-- Exercise objective --
Copy each line that contains the string "clues".
-- START OF Entries shown --
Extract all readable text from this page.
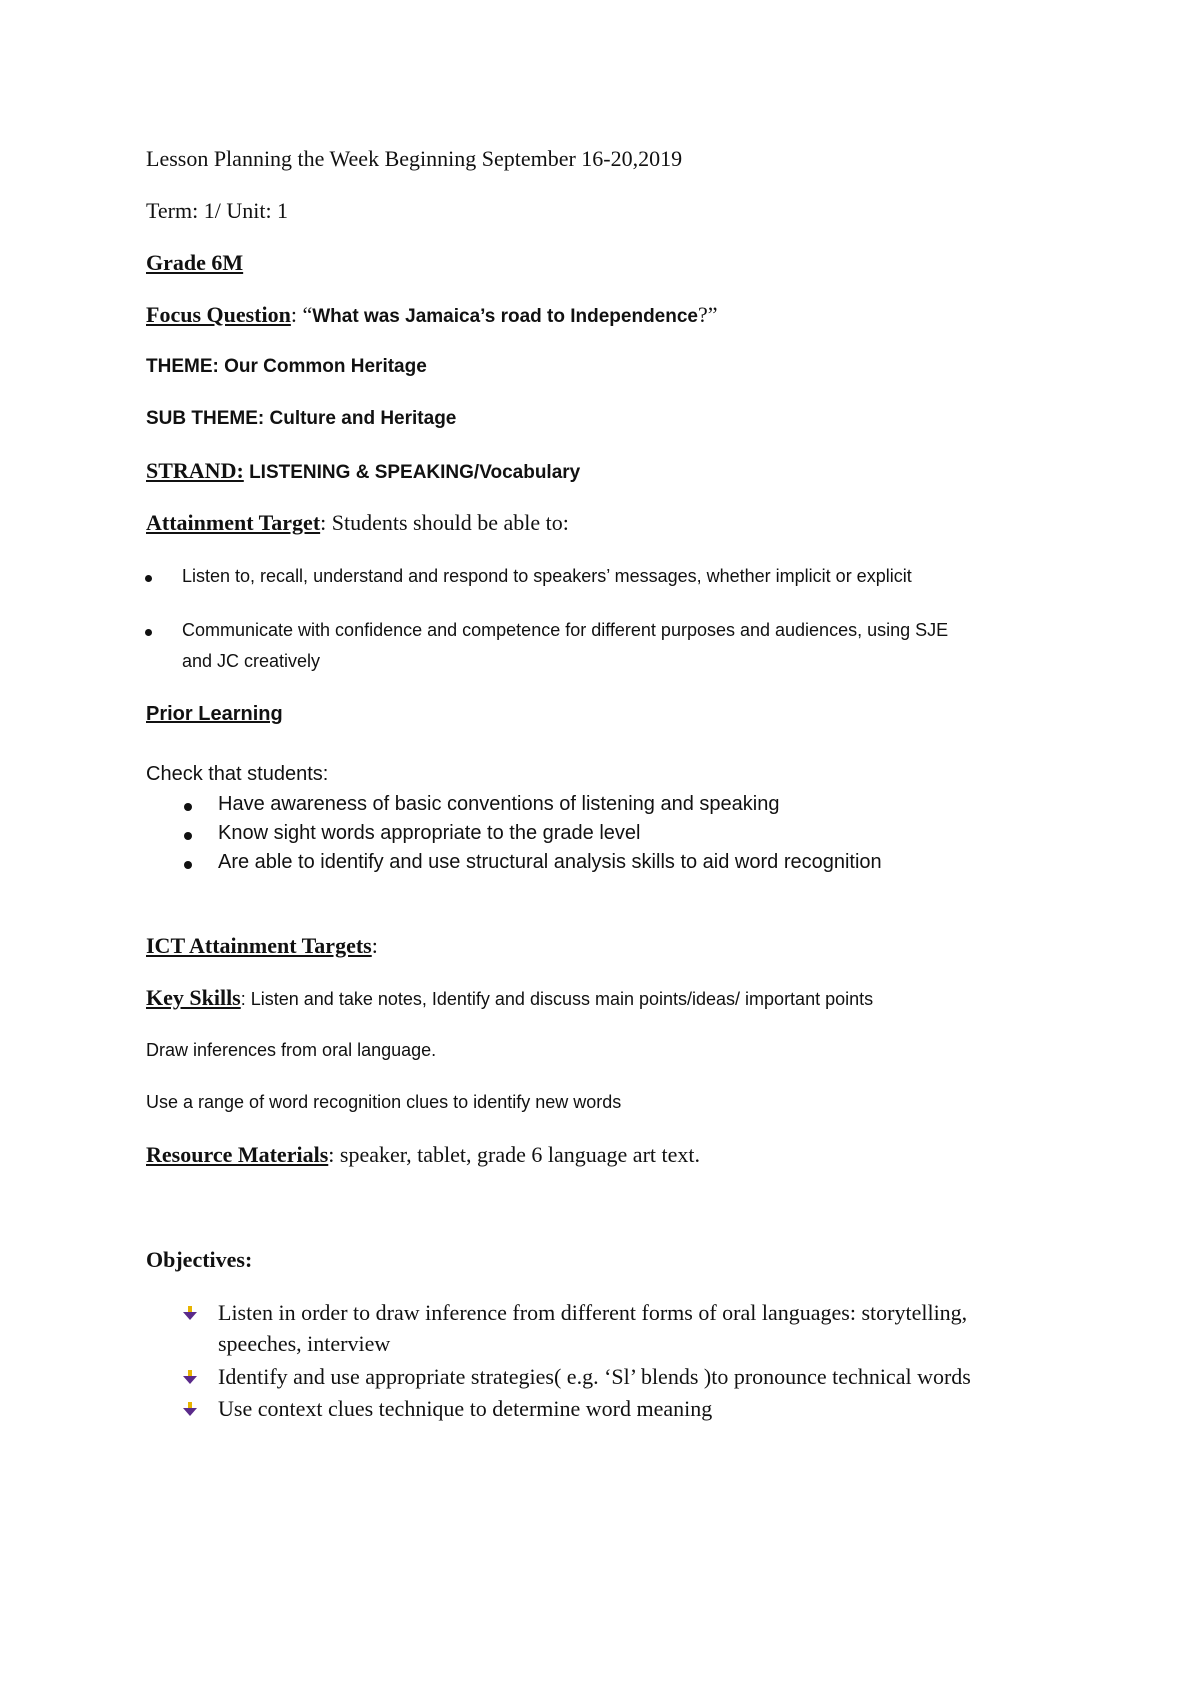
Lesson Planning the Week Beginning September 16-20,2019
Term: 1/ Unit: 1
Grade 6M
Focus Question: “What was Jamaica’s road to Independence?”
THEME: Our Common Heritage
SUB THEME: Culture and Heritage
STRAND: LISTENING & SPEAKING/Vocabulary
Attainment Target: Students should be able to:
Listen to, recall, understand and respond to speakers’ messages, whether implicit or explicit
Communicate with confidence and competence for different purposes and audiences, using SJE
and JC creatively
Prior Learning
Check that students:
Have awareness of basic conventions of listening and speaking
Know sight words appropriate to the grade level
Are able to identify and use structural analysis skills to aid word recognition
ICT Attainment Targets:
Key Skills: Listen and take notes, Identify and discuss main points/ideas/ important points
Draw inferences from oral language.
Use a range of word recognition clues to identify new words
Resource Materials: speaker, tablet, grade 6 language art text.
Objectives:
Listen in order to draw inference from different forms of oral languages: storytelling,
speeches, interview
Identify and use appropriate strategies( e.g. ‘Sl’ blends )to pronounce technical words
Use context clues technique to determine word meaning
-- END OF Entries shown --
-- Final result --
Use a range of word recognition clues to identify new words
Use context clues technique to determine word meaning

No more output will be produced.